Material —
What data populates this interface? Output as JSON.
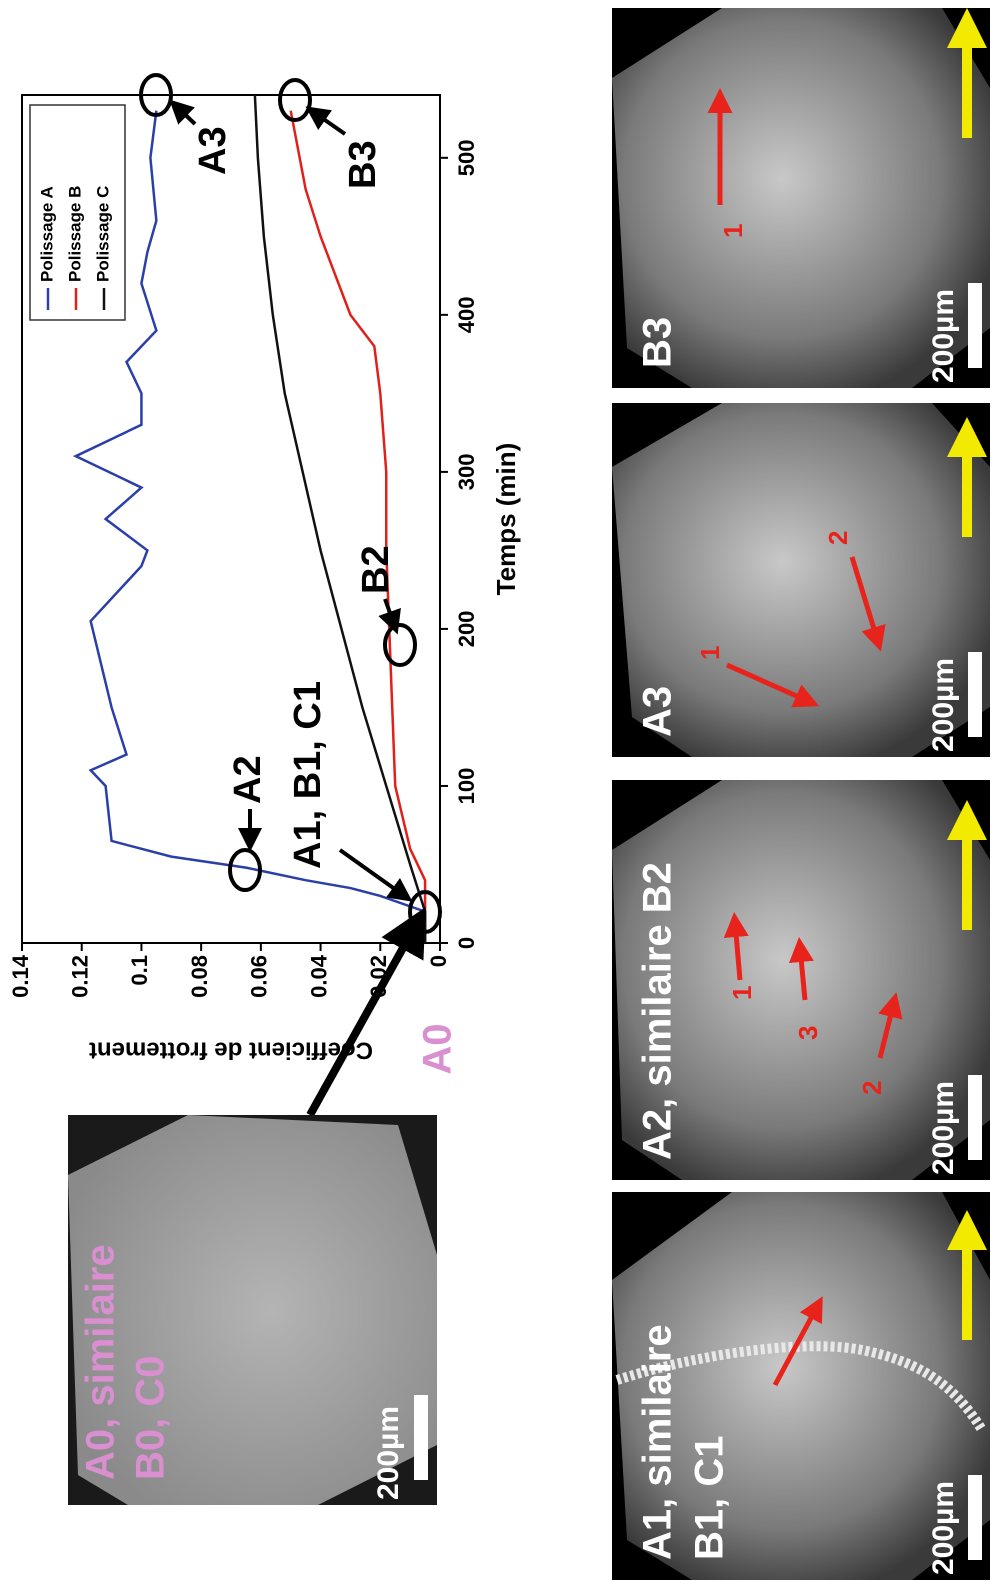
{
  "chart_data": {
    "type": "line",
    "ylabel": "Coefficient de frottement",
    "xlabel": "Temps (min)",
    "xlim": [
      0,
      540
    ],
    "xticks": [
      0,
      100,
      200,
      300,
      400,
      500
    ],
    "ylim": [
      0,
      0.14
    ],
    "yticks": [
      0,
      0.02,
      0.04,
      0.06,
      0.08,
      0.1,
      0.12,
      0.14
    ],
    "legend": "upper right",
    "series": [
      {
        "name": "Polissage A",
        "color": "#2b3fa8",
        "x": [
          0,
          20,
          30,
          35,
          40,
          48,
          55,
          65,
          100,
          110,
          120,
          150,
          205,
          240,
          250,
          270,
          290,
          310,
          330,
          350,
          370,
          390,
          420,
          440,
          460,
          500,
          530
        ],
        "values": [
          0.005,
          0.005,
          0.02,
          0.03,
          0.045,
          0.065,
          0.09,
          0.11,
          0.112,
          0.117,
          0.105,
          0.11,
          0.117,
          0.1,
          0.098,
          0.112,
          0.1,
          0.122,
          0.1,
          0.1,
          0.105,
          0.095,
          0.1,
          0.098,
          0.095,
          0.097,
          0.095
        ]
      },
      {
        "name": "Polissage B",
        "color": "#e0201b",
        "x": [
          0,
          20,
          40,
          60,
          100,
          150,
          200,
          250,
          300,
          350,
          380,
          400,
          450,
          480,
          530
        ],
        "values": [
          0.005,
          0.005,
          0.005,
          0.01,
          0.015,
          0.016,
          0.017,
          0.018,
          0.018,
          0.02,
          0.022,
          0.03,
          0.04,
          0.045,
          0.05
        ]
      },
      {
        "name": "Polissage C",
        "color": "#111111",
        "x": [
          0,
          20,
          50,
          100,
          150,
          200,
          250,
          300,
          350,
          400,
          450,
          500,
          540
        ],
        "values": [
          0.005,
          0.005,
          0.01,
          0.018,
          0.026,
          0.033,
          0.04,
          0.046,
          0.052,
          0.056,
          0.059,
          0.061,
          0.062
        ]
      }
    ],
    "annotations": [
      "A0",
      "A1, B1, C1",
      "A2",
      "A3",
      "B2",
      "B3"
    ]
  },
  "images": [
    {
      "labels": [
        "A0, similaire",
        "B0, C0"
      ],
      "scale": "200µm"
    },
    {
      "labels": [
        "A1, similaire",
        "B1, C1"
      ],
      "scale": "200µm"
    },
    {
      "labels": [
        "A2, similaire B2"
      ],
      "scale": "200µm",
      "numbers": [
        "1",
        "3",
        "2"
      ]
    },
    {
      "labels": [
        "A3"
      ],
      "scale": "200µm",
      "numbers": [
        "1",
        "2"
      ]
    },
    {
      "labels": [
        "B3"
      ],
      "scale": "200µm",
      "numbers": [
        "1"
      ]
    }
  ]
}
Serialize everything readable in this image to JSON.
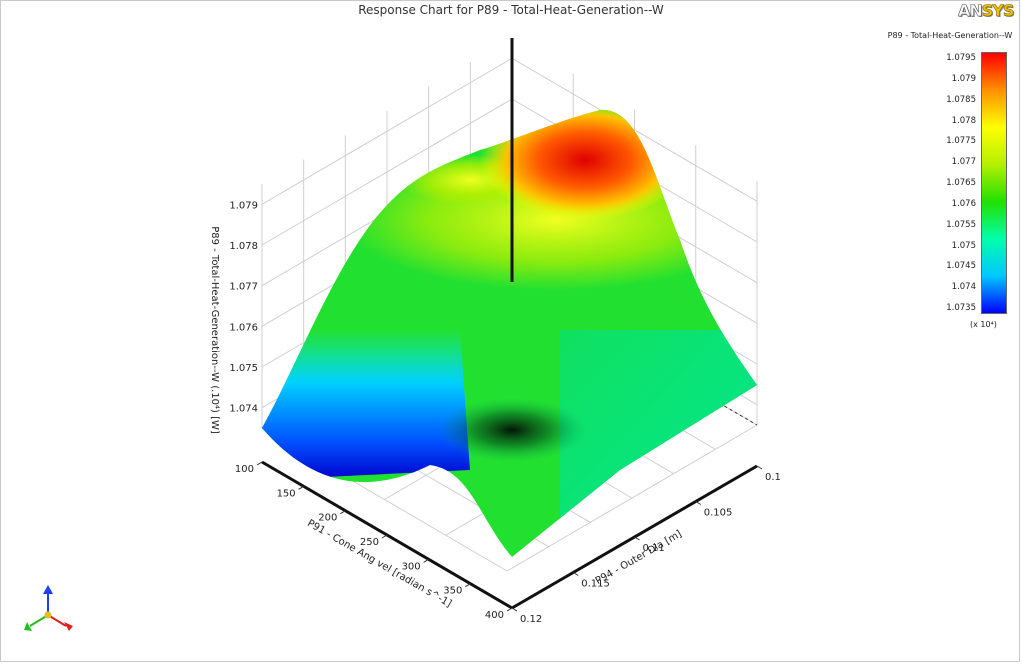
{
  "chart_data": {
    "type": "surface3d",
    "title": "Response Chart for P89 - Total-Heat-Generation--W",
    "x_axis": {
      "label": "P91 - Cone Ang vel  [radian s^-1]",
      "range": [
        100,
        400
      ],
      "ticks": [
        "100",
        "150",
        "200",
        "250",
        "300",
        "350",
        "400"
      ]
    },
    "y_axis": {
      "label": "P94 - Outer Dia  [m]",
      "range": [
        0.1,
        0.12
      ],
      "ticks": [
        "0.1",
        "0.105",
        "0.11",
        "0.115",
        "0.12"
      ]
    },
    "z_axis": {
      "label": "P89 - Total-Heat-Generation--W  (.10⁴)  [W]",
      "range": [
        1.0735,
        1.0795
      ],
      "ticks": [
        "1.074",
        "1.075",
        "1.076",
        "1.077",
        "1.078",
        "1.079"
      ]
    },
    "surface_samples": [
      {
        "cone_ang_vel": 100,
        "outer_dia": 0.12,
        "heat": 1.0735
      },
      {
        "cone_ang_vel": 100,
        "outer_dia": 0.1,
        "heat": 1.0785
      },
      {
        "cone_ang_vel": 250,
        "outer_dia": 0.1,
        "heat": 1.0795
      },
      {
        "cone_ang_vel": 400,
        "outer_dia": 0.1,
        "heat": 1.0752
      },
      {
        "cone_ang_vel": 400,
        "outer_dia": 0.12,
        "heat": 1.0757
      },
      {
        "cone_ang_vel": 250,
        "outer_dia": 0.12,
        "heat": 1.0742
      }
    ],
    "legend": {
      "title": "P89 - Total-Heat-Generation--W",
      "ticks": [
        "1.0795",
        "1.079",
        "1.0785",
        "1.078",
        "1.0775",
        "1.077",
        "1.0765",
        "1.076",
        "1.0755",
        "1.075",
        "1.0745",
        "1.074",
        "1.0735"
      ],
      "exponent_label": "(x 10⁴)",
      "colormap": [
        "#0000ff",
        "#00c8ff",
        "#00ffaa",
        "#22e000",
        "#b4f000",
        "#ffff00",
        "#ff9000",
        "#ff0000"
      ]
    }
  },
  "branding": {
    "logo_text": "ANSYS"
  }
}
==
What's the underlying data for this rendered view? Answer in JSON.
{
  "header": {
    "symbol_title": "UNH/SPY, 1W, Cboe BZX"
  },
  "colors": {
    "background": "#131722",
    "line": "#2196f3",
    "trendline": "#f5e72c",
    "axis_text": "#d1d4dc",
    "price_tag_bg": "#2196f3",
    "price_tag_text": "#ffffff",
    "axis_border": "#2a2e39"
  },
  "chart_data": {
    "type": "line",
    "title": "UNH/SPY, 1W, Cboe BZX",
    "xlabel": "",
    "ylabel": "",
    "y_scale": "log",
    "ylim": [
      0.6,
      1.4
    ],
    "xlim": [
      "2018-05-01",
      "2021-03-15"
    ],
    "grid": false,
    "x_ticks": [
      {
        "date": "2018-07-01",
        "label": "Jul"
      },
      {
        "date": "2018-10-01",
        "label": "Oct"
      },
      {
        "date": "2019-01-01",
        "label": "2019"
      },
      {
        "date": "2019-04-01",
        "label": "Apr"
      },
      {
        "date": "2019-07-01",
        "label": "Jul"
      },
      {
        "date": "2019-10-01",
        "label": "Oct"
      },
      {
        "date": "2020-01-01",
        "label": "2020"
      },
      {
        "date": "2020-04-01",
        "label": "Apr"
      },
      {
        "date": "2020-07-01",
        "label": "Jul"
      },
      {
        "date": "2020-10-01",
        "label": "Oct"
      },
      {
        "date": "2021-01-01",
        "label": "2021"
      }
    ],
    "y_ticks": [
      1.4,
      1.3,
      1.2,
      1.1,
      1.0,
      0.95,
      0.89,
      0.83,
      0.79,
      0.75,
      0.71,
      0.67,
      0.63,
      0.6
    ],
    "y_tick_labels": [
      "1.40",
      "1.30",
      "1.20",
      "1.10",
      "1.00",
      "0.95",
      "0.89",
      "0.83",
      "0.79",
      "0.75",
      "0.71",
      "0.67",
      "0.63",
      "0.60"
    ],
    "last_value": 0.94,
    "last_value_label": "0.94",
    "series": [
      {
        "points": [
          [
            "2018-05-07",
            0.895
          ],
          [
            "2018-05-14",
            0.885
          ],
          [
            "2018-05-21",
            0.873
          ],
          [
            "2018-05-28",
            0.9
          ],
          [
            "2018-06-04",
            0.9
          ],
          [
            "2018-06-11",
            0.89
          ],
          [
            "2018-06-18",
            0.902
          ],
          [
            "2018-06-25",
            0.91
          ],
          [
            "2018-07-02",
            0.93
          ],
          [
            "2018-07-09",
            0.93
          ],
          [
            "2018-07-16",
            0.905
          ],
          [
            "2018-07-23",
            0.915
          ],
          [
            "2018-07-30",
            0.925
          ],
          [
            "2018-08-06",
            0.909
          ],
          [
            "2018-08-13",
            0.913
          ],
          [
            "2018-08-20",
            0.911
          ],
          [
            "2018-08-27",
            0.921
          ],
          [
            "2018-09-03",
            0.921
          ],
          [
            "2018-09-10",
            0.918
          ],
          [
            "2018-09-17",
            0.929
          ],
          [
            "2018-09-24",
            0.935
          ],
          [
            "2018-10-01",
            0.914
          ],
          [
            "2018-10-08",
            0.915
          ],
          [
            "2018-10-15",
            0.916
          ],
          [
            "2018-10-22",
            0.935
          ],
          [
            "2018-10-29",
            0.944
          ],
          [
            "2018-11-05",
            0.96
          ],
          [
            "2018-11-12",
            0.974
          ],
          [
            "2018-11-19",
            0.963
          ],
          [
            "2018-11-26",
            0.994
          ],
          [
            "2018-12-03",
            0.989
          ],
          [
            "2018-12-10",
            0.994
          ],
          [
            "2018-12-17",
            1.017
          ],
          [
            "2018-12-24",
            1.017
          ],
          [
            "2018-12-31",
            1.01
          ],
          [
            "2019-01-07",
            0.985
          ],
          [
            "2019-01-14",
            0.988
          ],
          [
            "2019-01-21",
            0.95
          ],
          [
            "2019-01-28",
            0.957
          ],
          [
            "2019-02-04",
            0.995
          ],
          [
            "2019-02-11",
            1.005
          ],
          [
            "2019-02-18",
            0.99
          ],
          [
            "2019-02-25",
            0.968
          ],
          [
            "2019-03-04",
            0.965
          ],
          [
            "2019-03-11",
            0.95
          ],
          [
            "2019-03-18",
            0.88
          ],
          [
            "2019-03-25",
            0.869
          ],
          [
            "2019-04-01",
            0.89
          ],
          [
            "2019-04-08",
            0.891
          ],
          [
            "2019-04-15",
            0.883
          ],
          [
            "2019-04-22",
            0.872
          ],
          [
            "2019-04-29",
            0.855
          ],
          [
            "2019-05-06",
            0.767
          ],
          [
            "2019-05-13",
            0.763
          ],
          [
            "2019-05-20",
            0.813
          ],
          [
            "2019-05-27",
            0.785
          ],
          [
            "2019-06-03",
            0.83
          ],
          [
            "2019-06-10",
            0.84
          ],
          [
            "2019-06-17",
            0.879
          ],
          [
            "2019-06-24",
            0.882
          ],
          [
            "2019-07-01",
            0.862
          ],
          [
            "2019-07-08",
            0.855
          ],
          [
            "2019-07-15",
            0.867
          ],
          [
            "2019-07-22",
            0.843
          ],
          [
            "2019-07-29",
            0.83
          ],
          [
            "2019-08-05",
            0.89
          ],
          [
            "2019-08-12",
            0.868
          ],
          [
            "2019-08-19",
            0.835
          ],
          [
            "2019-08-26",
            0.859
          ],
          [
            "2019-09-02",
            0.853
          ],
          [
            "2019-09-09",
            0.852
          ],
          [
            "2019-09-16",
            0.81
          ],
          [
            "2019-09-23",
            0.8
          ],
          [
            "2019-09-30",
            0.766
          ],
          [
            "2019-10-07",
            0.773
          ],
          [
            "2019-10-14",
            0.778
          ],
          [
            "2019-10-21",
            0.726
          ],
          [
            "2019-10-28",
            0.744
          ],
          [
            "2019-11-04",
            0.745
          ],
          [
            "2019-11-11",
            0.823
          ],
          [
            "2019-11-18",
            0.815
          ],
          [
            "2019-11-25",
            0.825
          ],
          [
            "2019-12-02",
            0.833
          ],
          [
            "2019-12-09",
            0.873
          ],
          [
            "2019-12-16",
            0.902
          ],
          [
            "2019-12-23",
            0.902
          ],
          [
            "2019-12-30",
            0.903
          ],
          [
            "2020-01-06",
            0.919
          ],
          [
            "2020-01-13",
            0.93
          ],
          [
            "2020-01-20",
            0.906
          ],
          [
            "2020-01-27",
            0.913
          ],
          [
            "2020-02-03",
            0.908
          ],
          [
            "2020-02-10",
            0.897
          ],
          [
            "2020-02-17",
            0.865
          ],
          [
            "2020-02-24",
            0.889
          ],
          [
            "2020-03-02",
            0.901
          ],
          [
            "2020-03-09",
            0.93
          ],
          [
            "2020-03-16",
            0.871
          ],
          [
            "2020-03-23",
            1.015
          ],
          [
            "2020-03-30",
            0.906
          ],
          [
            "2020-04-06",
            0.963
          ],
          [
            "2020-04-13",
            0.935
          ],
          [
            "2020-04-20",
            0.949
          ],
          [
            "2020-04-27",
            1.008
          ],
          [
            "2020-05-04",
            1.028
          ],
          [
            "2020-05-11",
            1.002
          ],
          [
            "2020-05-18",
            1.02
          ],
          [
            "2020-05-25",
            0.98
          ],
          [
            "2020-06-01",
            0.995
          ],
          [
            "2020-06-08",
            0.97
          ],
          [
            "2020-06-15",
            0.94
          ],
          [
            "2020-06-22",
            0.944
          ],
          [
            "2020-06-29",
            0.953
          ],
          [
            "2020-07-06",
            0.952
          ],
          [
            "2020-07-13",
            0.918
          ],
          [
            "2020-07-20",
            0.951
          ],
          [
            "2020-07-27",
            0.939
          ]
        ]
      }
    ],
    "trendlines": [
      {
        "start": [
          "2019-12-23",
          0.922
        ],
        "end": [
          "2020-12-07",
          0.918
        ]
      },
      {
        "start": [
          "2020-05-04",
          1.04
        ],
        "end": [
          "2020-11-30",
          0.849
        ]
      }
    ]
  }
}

Task details —
From the entries above, extract each line containing "this".

Written answer —
What data populates this interface? Output as JSON.
Serialize everything readable in this image to JSON.
What's the underlying data for this rendered view? Answer in JSON.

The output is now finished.